▶ Short task
Find the string "Self" in the data, then copy every line where it is found.

(Stored entries)
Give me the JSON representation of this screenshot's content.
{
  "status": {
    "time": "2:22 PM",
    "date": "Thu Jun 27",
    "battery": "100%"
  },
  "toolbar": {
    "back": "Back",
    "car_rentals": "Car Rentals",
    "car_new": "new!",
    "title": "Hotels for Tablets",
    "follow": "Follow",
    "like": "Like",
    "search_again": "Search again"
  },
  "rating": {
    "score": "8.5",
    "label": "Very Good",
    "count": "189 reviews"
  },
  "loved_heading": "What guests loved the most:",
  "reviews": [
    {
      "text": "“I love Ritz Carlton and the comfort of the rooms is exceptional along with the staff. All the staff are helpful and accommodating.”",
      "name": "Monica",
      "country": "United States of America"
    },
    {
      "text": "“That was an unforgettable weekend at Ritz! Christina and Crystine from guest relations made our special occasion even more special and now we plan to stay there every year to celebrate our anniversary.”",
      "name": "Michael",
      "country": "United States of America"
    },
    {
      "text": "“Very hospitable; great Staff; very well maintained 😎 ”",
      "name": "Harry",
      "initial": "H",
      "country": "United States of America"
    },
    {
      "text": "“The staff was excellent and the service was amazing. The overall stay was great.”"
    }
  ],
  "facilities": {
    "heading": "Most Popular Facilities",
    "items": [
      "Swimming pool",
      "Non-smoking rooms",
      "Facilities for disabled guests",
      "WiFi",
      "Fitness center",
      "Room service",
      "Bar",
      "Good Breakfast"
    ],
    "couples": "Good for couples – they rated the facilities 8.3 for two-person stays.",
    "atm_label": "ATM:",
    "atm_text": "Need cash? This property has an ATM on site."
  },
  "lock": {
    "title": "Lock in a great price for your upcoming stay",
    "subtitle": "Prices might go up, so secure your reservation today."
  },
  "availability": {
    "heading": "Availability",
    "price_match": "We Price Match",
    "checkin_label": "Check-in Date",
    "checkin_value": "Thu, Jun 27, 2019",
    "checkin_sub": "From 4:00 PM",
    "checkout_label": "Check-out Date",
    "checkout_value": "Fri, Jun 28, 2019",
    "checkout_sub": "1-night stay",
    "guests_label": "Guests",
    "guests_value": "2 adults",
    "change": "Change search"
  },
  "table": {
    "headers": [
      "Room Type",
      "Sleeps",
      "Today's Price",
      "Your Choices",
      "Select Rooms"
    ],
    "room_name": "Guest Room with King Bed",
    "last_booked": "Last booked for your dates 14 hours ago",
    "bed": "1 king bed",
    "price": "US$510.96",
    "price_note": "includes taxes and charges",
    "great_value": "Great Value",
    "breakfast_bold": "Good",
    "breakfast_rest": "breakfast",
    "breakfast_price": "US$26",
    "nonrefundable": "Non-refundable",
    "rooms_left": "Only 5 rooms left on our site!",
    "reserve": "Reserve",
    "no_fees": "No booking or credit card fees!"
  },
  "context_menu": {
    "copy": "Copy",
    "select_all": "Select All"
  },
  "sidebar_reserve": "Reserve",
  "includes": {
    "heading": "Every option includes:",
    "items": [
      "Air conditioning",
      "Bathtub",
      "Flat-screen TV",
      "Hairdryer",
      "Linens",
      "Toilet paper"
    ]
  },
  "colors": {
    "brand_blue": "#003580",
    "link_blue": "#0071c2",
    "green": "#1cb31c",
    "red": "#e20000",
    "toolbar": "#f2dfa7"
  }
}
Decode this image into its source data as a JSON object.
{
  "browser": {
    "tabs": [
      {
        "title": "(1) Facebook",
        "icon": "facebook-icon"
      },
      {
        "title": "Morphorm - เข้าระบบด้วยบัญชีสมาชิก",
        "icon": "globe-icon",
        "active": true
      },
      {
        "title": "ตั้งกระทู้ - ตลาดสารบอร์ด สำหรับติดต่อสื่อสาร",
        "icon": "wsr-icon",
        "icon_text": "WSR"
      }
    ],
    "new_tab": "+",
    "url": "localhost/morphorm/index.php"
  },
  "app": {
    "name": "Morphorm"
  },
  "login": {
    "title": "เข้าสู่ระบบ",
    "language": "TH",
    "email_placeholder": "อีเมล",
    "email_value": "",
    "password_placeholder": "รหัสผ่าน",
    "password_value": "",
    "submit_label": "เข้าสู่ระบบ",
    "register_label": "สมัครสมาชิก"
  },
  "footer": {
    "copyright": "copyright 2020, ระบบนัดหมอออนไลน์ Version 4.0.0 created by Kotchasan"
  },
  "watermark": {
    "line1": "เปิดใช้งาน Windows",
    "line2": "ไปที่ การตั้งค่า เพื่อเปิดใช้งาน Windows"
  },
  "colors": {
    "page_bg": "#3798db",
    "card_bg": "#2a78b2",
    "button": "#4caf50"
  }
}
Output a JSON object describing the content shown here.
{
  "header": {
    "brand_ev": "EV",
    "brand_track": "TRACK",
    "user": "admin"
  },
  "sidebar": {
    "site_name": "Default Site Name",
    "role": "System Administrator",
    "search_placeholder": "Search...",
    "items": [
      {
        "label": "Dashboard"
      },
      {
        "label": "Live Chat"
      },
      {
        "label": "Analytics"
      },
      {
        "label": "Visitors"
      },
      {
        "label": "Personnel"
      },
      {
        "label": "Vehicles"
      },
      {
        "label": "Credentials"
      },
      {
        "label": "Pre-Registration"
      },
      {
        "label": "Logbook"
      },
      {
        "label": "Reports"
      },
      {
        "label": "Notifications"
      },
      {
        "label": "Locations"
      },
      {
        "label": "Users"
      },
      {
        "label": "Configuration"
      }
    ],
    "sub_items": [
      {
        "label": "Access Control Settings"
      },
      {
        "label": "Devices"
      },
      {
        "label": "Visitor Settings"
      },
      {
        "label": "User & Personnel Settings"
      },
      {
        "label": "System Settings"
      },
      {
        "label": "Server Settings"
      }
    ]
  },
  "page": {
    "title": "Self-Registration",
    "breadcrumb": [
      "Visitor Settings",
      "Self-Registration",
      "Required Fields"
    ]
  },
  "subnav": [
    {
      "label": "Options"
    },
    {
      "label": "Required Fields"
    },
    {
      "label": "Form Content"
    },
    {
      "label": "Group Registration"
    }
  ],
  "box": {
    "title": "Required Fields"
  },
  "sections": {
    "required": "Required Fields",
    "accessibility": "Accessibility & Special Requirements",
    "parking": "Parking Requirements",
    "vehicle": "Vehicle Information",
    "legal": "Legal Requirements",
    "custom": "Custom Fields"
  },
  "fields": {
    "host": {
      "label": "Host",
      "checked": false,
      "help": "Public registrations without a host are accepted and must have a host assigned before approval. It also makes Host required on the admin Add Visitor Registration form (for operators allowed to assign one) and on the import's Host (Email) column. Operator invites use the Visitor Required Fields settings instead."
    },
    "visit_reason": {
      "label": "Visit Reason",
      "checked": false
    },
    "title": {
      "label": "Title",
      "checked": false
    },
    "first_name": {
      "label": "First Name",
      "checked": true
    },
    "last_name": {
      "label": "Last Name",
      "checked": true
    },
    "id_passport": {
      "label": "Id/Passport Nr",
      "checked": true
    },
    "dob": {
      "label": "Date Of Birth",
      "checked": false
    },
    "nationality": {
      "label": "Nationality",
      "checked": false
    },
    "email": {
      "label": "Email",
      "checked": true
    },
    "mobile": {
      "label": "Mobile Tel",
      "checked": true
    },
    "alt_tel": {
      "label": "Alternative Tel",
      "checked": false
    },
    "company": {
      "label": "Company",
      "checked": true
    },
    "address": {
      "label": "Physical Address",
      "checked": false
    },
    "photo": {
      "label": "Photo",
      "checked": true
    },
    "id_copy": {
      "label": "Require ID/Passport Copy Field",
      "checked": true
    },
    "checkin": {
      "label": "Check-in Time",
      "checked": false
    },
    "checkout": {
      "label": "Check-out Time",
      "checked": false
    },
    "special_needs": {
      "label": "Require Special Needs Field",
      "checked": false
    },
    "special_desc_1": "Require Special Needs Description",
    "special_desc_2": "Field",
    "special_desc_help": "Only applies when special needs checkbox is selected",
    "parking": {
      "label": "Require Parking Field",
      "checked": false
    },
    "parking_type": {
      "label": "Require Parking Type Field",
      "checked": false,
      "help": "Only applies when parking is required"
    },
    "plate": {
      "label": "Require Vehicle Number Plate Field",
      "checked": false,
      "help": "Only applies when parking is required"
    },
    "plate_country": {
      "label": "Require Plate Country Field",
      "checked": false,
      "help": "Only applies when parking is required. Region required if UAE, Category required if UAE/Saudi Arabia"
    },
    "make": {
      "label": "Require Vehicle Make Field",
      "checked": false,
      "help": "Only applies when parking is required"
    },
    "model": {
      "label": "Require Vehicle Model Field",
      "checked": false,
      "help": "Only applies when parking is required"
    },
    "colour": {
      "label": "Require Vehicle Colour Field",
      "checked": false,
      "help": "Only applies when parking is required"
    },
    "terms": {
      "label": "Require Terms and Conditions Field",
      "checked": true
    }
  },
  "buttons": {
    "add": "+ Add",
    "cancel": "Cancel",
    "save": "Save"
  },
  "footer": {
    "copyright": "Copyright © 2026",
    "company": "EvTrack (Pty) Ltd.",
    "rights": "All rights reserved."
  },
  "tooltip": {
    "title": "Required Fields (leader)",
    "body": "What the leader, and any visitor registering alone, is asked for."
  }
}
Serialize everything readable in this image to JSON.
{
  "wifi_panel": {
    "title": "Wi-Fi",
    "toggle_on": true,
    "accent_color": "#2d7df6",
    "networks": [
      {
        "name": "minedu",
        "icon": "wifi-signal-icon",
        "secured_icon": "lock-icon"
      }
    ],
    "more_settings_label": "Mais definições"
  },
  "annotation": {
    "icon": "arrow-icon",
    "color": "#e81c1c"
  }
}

▶ Solution for this task
    "title": "Self-Registration",
      "Self-Registration",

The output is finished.